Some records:
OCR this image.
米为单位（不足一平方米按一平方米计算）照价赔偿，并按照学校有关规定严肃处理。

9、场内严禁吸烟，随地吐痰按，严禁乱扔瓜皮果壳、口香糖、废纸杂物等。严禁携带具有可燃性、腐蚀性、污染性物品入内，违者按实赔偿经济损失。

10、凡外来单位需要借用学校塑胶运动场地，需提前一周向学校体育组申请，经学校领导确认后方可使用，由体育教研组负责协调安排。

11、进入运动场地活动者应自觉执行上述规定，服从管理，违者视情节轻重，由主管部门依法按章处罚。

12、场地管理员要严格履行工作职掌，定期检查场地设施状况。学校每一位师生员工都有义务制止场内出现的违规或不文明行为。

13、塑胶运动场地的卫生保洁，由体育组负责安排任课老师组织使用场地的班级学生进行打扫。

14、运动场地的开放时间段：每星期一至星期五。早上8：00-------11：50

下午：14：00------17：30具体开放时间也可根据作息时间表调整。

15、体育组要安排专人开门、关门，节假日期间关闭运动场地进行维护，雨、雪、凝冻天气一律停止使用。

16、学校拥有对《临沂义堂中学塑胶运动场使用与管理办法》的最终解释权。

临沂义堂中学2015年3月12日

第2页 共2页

* * *

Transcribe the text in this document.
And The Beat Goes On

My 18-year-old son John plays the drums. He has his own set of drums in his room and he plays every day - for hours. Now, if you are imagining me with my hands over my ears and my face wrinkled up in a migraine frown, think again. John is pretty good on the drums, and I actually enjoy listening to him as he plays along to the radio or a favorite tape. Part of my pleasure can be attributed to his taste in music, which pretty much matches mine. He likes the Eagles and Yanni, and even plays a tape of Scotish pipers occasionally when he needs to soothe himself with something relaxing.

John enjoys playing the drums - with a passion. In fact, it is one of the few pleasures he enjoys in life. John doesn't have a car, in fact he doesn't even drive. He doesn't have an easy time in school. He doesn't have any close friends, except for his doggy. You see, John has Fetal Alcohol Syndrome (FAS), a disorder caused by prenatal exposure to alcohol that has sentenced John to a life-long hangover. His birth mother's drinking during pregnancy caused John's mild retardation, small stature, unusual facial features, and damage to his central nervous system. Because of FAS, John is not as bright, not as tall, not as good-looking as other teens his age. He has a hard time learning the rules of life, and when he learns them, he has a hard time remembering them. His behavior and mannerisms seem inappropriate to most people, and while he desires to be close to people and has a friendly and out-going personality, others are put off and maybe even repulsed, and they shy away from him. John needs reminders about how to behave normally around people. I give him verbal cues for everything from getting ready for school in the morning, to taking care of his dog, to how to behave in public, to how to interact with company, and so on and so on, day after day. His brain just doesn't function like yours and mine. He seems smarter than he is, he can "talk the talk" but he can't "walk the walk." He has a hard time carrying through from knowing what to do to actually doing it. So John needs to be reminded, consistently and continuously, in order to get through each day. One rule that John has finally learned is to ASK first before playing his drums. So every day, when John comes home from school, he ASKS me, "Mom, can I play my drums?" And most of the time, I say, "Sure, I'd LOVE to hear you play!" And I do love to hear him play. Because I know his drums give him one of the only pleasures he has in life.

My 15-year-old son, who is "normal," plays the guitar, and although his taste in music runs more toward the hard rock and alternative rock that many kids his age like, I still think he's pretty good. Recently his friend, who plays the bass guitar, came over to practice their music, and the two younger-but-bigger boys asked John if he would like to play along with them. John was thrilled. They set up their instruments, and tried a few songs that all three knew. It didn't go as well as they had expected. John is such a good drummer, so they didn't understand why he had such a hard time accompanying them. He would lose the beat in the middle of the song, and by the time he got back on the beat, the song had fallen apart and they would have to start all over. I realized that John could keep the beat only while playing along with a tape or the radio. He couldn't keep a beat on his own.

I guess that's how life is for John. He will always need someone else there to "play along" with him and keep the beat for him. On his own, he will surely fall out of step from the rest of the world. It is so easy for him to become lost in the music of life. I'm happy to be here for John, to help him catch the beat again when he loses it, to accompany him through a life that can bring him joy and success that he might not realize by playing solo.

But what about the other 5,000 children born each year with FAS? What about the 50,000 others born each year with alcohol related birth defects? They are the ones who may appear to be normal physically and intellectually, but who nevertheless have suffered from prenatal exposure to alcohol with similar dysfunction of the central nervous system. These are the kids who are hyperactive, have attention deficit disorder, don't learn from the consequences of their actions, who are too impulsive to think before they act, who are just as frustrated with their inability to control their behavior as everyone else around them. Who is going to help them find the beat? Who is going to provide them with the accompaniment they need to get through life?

What you are asked to do
Pick out each line containing "this" and report it.

Answer to the task
OCR this image.
Transcribe the text in this document.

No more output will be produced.